_The exercise_
Pick out each line of the records that includes the string "gotas", and copy it.

_Extracted entries_
▼
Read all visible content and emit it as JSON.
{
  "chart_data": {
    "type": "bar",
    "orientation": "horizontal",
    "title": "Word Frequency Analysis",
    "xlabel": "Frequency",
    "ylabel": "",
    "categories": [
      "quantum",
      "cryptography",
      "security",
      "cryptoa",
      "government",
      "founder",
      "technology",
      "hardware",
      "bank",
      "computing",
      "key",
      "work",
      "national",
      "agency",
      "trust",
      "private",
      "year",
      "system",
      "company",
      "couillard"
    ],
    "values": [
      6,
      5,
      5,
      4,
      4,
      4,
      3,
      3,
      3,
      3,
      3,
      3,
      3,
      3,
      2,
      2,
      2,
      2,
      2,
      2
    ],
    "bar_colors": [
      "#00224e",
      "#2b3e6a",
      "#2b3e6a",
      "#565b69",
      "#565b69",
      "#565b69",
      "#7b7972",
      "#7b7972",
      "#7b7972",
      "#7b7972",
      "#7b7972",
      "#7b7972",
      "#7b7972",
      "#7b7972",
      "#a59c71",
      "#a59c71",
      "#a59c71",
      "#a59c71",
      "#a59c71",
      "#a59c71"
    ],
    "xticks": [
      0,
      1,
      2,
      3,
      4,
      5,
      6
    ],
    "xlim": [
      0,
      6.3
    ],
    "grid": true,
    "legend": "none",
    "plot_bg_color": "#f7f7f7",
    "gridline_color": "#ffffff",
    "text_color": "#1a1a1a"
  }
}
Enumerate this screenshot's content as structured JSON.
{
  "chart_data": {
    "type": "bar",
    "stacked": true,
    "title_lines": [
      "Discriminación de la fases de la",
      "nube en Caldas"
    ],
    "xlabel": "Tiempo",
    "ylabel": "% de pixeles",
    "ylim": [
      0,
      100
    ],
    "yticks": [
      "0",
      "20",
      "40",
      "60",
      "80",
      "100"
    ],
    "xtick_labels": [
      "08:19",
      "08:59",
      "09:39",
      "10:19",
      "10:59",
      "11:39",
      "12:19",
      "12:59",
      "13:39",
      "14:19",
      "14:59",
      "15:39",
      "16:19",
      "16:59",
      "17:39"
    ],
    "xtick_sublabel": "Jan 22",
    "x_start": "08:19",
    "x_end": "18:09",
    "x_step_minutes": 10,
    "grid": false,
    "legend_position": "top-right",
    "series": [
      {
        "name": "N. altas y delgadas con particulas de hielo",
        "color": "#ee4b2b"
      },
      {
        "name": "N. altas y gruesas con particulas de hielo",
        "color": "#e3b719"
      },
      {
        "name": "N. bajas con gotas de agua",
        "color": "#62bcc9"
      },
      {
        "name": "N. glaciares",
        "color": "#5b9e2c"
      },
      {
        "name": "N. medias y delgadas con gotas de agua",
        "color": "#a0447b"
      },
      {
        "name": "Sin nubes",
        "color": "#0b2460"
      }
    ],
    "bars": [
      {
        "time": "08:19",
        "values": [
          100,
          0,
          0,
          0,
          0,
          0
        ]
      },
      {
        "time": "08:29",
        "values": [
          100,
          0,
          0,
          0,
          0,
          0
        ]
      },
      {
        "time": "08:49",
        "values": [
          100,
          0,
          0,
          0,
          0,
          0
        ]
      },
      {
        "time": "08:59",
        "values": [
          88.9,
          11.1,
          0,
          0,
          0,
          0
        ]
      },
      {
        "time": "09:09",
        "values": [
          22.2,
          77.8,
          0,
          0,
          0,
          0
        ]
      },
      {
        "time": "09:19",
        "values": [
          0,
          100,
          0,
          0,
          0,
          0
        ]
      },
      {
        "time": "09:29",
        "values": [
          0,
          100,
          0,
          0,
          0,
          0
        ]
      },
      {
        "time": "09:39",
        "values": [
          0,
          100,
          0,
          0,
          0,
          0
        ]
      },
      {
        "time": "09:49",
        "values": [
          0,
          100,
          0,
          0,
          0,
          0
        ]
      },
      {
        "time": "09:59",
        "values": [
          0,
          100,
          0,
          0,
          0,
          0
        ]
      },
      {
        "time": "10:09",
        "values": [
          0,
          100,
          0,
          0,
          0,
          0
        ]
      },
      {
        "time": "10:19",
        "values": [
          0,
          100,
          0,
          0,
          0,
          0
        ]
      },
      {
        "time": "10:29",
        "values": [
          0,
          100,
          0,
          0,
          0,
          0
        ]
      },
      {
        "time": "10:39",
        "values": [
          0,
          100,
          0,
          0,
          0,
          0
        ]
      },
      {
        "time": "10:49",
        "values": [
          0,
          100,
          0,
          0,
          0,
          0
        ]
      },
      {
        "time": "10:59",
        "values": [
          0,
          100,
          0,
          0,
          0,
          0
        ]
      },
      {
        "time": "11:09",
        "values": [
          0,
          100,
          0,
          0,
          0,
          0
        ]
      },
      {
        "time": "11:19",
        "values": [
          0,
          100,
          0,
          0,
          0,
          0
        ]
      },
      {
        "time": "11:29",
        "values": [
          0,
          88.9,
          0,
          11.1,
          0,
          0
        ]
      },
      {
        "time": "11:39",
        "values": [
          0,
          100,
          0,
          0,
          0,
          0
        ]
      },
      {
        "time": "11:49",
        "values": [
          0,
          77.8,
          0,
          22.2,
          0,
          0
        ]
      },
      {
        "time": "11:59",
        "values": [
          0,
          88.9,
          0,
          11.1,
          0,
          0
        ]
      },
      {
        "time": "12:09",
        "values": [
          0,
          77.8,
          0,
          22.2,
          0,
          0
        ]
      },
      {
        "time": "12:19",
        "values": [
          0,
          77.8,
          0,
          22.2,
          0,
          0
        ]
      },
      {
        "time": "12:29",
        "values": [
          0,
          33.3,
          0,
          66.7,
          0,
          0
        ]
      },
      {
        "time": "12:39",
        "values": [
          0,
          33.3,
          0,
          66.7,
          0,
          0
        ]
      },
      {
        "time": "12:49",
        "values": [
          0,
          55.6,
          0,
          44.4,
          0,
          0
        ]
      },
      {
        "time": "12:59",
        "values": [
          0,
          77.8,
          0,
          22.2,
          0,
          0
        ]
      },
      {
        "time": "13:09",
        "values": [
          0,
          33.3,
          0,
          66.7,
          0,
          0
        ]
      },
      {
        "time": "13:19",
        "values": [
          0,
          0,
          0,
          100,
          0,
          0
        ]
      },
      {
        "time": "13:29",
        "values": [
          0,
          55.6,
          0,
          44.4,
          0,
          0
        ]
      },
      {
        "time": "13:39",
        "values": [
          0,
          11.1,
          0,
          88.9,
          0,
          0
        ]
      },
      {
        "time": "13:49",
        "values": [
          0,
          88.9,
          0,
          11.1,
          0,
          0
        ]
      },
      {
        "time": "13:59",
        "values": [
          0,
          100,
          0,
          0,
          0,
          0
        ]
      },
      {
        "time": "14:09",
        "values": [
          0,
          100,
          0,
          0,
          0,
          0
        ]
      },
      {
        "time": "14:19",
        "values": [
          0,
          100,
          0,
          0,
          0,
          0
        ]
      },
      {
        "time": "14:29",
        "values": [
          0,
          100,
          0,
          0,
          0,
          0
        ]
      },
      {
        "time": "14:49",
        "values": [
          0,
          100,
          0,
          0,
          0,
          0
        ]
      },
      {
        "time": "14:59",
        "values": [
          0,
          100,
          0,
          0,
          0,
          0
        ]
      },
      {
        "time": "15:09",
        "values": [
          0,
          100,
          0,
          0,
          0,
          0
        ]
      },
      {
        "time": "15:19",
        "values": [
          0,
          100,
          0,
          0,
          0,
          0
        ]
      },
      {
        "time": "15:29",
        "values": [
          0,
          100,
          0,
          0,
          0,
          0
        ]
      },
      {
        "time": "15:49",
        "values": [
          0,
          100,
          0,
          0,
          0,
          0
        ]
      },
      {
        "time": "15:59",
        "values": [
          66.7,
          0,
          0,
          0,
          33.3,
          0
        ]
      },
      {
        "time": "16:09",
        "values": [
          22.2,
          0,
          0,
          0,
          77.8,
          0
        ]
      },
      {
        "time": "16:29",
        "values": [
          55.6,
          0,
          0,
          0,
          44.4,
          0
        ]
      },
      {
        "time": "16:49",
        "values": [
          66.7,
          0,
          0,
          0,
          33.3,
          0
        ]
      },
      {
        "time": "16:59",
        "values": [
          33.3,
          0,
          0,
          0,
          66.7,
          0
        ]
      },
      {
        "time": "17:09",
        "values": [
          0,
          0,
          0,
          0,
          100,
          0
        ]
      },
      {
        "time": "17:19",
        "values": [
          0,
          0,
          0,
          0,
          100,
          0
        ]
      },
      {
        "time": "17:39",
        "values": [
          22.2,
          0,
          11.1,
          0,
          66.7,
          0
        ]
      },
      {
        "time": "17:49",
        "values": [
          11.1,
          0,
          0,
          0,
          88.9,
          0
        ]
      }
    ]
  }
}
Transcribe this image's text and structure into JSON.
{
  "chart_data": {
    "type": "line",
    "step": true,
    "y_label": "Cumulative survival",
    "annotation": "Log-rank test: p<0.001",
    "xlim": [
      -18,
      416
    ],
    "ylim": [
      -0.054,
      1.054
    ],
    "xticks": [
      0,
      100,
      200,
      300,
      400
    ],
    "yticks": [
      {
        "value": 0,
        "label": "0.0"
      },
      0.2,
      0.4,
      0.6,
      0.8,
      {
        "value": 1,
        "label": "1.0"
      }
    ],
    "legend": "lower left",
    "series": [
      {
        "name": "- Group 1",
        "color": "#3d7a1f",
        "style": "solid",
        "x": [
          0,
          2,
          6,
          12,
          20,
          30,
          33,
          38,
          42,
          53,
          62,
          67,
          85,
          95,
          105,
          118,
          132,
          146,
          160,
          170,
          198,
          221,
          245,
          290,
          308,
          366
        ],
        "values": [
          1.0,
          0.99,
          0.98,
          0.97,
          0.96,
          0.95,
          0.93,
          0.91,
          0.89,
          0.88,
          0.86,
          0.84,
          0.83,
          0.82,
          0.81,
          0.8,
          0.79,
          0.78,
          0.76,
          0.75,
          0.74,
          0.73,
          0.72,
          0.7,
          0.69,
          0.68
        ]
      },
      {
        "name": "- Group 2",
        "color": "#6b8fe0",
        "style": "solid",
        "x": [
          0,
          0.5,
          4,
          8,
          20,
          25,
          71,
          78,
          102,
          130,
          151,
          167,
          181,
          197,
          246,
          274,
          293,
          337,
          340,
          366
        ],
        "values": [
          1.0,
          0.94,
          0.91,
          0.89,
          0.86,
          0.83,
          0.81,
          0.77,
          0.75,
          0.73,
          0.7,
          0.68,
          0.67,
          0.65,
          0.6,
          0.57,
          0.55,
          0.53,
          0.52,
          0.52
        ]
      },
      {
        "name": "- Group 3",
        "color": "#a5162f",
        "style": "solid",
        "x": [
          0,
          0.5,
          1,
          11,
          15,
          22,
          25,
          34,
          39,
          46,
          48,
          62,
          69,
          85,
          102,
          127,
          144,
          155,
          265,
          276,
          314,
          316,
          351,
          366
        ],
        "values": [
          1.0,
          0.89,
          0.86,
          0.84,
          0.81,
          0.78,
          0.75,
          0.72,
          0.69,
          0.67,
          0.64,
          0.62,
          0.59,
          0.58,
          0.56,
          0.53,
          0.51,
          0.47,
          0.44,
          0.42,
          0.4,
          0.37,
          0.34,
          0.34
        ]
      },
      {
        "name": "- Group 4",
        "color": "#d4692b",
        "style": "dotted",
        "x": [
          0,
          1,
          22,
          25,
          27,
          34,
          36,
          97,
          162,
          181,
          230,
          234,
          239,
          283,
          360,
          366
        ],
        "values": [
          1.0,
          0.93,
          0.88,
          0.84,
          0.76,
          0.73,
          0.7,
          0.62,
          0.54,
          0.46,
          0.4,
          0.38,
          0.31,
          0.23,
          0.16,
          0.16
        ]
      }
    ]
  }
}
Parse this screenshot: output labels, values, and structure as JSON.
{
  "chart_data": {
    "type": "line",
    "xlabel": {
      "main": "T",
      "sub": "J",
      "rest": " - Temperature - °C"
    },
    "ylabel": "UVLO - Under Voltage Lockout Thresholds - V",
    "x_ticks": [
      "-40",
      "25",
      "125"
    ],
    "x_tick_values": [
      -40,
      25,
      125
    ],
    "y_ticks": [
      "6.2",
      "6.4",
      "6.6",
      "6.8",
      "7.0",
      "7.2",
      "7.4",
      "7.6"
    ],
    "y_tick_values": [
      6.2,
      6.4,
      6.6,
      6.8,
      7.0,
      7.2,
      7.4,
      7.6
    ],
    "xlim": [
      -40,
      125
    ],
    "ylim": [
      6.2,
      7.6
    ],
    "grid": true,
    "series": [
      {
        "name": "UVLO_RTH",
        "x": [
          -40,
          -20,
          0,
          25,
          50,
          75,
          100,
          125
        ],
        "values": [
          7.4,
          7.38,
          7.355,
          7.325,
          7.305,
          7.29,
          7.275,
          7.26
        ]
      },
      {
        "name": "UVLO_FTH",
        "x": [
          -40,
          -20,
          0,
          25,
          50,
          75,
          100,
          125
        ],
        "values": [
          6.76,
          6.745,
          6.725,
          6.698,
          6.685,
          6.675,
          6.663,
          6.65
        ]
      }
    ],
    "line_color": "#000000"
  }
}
▲
_Output for this task_
        "name": "N. bajas con gotas de agua",
        "name": "N. medias y delgadas con gotas de agua",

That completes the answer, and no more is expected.